>> Start RECORDS SUPPLIED

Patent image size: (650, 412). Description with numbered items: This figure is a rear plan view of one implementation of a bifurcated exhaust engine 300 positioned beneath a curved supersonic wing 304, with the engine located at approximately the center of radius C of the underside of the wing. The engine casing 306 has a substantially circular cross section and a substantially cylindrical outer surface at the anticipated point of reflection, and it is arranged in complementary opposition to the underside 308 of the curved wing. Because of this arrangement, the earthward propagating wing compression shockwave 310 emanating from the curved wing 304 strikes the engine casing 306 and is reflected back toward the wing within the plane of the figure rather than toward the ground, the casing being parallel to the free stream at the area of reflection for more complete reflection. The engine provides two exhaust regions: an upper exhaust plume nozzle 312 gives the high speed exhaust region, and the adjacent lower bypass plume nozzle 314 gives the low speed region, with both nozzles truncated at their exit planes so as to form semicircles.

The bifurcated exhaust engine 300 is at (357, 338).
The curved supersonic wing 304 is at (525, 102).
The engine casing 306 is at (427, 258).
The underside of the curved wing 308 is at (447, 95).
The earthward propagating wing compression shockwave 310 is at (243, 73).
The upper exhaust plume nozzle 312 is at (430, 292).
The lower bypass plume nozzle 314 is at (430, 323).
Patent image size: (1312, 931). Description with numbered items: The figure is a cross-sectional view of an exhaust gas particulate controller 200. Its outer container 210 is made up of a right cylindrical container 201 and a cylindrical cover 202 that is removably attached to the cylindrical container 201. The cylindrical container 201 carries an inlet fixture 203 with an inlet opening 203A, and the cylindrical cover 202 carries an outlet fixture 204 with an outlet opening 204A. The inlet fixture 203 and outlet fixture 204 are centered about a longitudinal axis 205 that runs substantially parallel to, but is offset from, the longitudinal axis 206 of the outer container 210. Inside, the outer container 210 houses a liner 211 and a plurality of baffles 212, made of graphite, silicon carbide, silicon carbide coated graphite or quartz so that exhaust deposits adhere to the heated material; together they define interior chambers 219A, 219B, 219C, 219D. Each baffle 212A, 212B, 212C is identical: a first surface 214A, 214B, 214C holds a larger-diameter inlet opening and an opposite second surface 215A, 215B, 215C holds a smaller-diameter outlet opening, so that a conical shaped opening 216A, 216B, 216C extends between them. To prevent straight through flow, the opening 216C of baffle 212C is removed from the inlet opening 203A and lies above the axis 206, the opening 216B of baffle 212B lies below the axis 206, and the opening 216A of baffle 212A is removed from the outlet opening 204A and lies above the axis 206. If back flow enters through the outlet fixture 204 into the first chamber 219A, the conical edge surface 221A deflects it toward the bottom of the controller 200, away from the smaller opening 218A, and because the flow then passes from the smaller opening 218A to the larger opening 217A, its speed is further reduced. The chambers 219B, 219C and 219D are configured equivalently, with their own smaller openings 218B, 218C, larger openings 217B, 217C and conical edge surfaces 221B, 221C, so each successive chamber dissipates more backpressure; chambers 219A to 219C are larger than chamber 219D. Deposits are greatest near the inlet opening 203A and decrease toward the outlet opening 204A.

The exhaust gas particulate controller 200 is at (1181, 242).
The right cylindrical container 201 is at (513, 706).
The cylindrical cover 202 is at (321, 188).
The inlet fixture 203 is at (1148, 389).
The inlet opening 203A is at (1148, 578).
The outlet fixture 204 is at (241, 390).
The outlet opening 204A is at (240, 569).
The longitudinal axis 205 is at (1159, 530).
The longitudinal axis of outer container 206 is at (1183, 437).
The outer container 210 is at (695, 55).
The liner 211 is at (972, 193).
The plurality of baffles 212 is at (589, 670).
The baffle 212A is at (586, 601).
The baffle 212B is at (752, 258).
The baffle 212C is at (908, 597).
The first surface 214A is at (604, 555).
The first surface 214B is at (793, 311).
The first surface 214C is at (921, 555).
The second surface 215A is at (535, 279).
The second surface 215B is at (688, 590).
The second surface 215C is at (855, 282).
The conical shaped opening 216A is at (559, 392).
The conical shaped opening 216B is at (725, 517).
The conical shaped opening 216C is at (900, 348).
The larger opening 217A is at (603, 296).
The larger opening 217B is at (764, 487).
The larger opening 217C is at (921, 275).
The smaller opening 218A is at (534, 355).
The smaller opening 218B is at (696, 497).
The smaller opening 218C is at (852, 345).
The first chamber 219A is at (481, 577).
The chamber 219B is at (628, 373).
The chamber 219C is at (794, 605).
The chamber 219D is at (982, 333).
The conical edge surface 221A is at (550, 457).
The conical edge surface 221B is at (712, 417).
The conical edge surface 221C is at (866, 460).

>> End RECORDS SUPPLIED

### WHAT YOU SHOULD DO
Can you update the material above by replacing "Patent image size" with "Drawing dimensions" and keeping everything else unchanged?

### PROBLEM SOLUTION
Drawing dimensions: (650, 412). Description with numbered items: This figure is a rear plan view of one implementation of a bifurcated exhaust engine 300 positioned beneath a curved supersonic wing 304, with the engine located at approximately the center of radius C of the underside of the wing. The engine casing 306 has a substantially circular cross section and a substantially cylindrical outer surface at the anticipated point of reflection, and it is arranged in complementary opposition to the underside 308 of the curved wing. Because of this arrangement, the earthward propagating wing compression shockwave 310 emanating from the curved wing 304 strikes the engine casing 306 and is reflected back toward the wing within the plane of the figure rather than toward the ground, the casing being parallel to the free stream at the area of reflection for more complete reflection. The engine provides two exhaust regions: an upper exhaust plume nozzle 312 gives the high speed exhaust region, and the adjacent lower bypass plume nozzle 314 gives the low speed region, with both nozzles truncated at their exit planes so as to form semicircles.

The bifurcated exhaust engine 300 is at (357, 338).
The curved supersonic wing 304 is at (525, 102).
The engine casing 306 is at (427, 258).
The underside of the curved wing 308 is at (447, 95).
The earthward propagating wing compression shockwave 310 is at (243, 73).
The upper exhaust plume nozzle 312 is at (430, 292).
The lower bypass plume nozzle 314 is at (430, 323).
Drawing dimensions: (1312, 931). Description with numbered items: The figure is a cross-sectional view of an exhaust gas particulate controller 200. Its outer container 210 is made up of a right cylindrical container 201 and a cylindrical cover 202 that is removably attached to the cylindrical container 201. The cylindrical container 201 carries an inlet fixture 203 with an inlet opening 203A, and the cylindrical cover 202 carries an outlet fixture 204 with an outlet opening 204A. The inlet fixture 203 and outlet fixture 204 are centered about a longitudinal axis 205 that runs substantially parallel to, but is offset from, the longitudinal axis 206 of the outer container 210. Inside, the outer container 210 houses a liner 211 and a plurality of baffles 212, made of graphite, silicon carbide, silicon carbide coated graphite or quartz so that exhaust deposits adhere to the heated material; together they define interior chambers 219A, 219B, 219C, 219D. Each baffle 212A, 212B, 212C is identical: a first surface 214A, 214B, 214C holds a larger-diameter inlet opening and an opposite second surface 215A, 215B, 215C holds a smaller-diameter outlet opening, so that a conical shaped opening 216A, 216B, 216C extends between them. To prevent straight through flow, the opening 216C of baffle 212C is removed from the inlet opening 203A and lies above the axis 206, the opening 216B of baffle 212B lies below the axis 206, and the opening 216A of baffle 212A is removed from the outlet opening 204A and lies above the axis 206. If back flow enters through the outlet fixture 204 into the first chamber 219A, the conical edge surface 221A deflects it toward the bottom of the controller 200, away from the smaller opening 218A, and because the flow then passes from the smaller opening 218A to the larger opening 217A, its speed is further reduced. The chambers 219B, 219C and 219D are configured equivalently, with their own smaller openings 218B, 218C, larger openings 217B, 217C and conical edge surfaces 221B, 221C, so each successive chamber dissipates more backpressure; chambers 219A to 219C are larger than chamber 219D. Deposits are greatest near the inlet opening 203A and decrease toward the outlet opening 204A.

The exhaust gas particulate controller 200 is at (1181, 242).
The right cylindrical container 201 is at (513, 706).
The cylindrical cover 202 is at (321, 188).
The inlet fixture 203 is at (1148, 389).
The inlet opening 203A is at (1148, 578).
The outlet fixture 204 is at (241, 390).
The outlet opening 204A is at (240, 569).
The longitudinal axis 205 is at (1159, 530).
The longitudinal axis of outer container 206 is at (1183, 437).
The outer container 210 is at (695, 55).
The liner 211 is at (972, 193).
The plurality of baffles 212 is at (589, 670).
The baffle 212A is at (586, 601).
The baffle 212B is at (752, 258).
The baffle 212C is at (908, 597).
The first surface 214A is at (604, 555).
The first surface 214B is at (793, 311).
The first surface 214C is at (921, 555).
The second surface 215A is at (535, 279).
The second surface 215B is at (688, 590).
The second surface 215C is at (855, 282).
The conical shaped opening 216A is at (559, 392).
The conical shaped opening 216B is at (725, 517).
The conical shaped opening 216C is at (900, 348).
The larger opening 217A is at (603, 296).
The larger opening 217B is at (764, 487).
The larger opening 217C is at (921, 275).
The smaller opening 218A is at (534, 355).
The smaller opening 218B is at (696, 497).
The smaller opening 218C is at (852, 345).
The first chamber 219A is at (481, 577).
The chamber 219B is at (628, 373).
The chamber 219C is at (794, 605).
The chamber 219D is at (982, 333).
The conical edge surface 221A is at (550, 457).
The conical edge surface 221B is at (712, 417).
The conical edge surface 221C is at (866, 460).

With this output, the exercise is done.